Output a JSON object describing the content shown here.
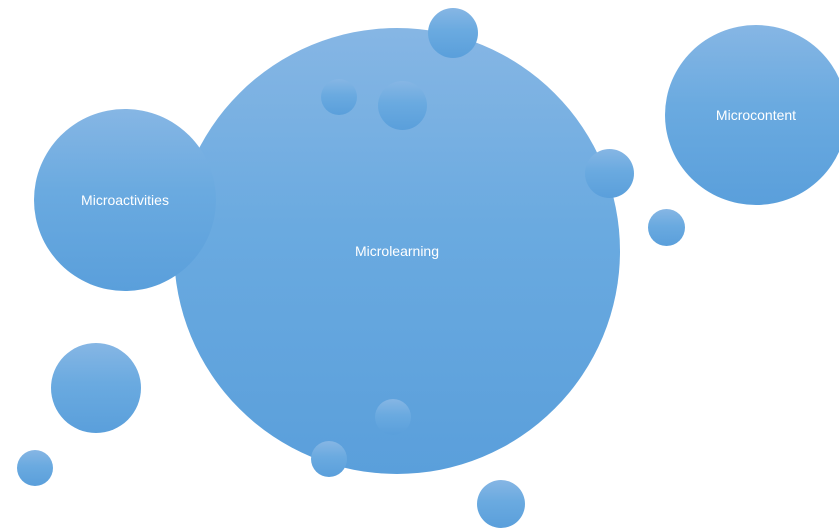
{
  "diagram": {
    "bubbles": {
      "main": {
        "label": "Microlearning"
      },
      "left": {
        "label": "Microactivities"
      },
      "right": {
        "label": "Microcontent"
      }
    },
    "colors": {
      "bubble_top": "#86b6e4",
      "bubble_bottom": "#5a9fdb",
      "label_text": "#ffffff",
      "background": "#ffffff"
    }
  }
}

....

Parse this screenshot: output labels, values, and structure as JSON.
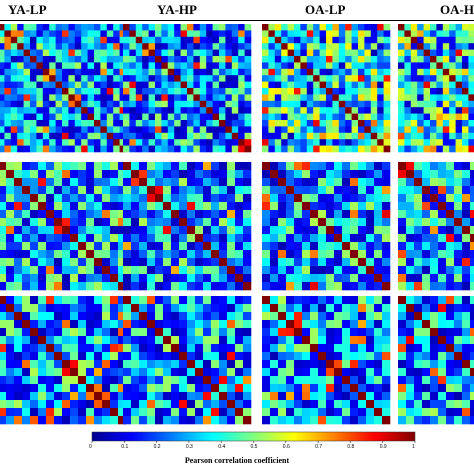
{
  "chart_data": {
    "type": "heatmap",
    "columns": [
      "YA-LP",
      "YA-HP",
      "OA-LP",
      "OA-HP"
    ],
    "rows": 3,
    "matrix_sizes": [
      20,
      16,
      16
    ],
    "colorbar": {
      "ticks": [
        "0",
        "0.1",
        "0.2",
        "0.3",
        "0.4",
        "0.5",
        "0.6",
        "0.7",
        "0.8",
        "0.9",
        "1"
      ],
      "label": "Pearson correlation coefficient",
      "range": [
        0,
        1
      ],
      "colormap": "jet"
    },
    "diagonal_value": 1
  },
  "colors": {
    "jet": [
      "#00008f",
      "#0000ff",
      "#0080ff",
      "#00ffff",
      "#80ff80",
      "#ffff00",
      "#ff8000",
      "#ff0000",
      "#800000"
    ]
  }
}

....

# What to produce
Pick out all the lines with the word "ffffff" in them and copy them.

# Result of this exercise
      "label_text": "#ffffff",
      "background": "#ffffff"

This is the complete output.